* START PROVIDED DATA *

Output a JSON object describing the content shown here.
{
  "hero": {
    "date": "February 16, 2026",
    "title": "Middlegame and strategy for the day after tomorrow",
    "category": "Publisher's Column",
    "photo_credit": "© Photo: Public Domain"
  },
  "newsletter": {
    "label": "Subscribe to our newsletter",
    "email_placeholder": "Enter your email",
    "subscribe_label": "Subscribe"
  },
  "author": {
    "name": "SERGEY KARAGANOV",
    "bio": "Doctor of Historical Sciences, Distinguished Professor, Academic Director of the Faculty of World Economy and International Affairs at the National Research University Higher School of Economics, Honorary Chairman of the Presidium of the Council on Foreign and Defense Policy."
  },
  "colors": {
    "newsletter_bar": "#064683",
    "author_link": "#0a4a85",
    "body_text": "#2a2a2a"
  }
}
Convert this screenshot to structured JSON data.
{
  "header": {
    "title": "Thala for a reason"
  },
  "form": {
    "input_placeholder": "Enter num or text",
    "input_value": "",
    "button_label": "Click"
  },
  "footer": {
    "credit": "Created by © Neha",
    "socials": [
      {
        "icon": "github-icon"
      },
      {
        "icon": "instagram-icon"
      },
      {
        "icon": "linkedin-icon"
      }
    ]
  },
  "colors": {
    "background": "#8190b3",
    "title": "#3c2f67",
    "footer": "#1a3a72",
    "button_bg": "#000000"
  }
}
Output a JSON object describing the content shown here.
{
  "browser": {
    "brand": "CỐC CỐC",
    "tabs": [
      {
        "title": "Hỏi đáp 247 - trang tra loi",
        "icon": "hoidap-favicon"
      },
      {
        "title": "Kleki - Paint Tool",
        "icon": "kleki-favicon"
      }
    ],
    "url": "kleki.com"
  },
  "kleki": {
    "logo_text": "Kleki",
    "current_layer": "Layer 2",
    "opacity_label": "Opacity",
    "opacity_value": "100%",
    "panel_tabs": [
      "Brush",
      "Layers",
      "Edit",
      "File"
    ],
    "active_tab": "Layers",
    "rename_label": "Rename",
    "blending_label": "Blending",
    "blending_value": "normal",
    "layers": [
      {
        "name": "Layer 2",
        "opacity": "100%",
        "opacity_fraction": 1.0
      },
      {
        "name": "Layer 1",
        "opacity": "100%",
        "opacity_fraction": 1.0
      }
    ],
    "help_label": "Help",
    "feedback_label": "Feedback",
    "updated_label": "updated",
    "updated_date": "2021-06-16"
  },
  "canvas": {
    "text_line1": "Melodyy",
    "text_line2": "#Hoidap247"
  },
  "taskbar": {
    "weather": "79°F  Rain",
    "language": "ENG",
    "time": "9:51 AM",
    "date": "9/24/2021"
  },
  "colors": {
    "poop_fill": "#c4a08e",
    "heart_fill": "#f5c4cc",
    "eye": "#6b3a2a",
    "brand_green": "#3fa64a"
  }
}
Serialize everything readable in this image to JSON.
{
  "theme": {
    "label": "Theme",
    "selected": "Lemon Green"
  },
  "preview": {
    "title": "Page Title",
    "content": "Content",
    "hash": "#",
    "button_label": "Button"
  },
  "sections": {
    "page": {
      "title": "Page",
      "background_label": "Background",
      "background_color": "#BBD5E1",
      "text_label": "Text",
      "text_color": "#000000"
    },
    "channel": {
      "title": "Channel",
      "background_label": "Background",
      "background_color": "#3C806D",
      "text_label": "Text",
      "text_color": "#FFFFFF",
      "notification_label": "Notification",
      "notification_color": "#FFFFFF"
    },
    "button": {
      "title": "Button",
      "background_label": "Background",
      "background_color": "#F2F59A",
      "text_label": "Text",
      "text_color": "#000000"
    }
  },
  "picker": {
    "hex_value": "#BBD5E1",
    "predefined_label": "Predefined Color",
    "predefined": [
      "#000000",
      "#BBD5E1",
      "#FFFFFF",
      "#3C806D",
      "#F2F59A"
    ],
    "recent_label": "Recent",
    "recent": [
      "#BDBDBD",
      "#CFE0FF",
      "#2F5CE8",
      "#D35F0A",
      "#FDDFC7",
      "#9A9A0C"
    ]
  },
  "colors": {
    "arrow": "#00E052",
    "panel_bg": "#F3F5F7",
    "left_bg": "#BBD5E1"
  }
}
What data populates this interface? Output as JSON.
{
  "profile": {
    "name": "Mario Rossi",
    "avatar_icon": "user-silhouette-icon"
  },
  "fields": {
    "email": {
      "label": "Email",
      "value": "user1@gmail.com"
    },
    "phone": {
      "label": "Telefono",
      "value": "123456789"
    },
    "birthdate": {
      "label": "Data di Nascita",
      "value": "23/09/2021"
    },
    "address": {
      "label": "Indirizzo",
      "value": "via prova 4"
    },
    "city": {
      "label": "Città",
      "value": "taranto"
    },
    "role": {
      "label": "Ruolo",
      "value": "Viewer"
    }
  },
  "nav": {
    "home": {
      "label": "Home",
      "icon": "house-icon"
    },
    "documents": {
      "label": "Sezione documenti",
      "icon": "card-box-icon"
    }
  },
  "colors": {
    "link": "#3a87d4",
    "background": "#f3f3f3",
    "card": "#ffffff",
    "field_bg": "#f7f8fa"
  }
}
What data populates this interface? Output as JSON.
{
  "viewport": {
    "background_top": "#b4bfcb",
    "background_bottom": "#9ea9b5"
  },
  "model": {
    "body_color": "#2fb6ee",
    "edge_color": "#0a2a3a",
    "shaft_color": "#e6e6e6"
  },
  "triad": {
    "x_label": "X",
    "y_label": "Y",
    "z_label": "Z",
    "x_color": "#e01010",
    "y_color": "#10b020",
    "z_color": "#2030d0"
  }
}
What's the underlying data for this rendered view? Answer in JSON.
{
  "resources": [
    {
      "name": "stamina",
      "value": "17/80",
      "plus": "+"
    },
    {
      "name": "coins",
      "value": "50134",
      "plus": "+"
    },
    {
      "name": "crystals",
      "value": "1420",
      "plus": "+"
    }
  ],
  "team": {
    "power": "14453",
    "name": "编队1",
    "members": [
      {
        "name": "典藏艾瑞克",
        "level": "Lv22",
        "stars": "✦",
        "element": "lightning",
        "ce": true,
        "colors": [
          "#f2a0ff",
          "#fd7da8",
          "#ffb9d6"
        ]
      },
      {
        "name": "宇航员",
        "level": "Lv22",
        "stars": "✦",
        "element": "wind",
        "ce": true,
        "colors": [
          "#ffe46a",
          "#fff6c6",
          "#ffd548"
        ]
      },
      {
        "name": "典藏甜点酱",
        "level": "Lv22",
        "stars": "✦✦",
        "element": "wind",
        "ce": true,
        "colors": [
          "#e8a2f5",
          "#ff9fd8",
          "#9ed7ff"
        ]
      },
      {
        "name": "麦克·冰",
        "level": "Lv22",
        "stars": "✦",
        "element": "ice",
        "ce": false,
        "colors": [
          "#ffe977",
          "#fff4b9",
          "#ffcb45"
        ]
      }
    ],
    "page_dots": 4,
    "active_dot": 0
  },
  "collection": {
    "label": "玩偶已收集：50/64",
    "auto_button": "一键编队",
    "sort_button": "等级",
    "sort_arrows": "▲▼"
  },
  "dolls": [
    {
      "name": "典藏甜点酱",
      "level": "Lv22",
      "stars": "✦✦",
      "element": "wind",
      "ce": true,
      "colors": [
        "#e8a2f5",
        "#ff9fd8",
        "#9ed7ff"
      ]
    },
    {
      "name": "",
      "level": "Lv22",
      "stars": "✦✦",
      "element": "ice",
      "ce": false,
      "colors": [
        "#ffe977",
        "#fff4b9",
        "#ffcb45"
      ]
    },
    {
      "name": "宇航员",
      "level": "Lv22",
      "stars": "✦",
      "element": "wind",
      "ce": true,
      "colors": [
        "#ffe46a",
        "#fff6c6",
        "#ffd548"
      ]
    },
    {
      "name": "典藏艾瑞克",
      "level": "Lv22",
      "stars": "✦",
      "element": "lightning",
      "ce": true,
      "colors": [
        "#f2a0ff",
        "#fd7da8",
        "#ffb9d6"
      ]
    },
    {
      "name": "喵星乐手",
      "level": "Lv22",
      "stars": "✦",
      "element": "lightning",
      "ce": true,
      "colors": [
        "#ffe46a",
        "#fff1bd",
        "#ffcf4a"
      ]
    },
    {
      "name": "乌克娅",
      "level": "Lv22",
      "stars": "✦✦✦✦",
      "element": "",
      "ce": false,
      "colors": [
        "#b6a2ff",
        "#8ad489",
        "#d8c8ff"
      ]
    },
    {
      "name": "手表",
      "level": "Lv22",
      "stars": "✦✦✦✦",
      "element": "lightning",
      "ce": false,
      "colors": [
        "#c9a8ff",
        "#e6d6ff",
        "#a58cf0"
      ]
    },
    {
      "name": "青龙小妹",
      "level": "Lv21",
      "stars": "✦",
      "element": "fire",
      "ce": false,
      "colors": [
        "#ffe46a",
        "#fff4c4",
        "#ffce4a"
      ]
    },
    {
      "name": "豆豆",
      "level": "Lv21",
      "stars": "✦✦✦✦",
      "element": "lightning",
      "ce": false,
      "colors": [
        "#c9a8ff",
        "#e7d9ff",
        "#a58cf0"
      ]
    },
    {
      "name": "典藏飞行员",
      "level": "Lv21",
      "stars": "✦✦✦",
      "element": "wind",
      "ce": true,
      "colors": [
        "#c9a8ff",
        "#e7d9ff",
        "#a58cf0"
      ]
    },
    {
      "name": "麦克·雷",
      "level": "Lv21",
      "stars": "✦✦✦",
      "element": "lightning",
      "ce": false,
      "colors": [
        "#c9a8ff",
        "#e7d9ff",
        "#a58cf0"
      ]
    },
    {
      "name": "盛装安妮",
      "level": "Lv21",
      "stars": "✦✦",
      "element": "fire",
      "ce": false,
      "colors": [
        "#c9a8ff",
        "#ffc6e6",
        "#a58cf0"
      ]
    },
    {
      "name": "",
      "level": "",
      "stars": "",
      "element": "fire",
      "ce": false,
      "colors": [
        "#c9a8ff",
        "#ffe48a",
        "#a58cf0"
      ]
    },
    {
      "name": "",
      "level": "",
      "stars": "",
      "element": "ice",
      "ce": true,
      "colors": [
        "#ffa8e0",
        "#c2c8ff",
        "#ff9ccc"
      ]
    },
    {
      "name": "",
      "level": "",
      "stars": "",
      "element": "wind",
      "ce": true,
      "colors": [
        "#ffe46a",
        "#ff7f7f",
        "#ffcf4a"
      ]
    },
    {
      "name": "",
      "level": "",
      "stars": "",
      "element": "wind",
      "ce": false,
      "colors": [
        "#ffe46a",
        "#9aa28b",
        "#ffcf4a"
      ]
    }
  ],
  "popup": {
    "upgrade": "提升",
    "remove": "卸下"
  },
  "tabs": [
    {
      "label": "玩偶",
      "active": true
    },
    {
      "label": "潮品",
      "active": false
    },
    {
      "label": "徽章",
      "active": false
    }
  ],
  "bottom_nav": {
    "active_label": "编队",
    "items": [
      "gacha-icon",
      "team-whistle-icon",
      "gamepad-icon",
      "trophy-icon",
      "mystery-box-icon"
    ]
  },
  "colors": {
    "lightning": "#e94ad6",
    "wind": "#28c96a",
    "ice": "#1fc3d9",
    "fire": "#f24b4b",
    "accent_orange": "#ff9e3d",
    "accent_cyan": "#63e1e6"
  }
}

* END PROVIDED DATA *

• [TASK TO COMPLETE] Each line above that includes "title" should be shown.

• [RESULT OF THE EXERCISE]
    "title": "Middlegame and strategy for the day after tomorrow",
    "title": "Thala for a reason"
    "title": "#3c2f67",
        "title": "Hỏi đáp 247 - trang tra loi",
        "title": "Kleki - Paint Tool",
    "title": "Page Title",
      "title": "Page",
      "title": "Channel",
      "title": "Button",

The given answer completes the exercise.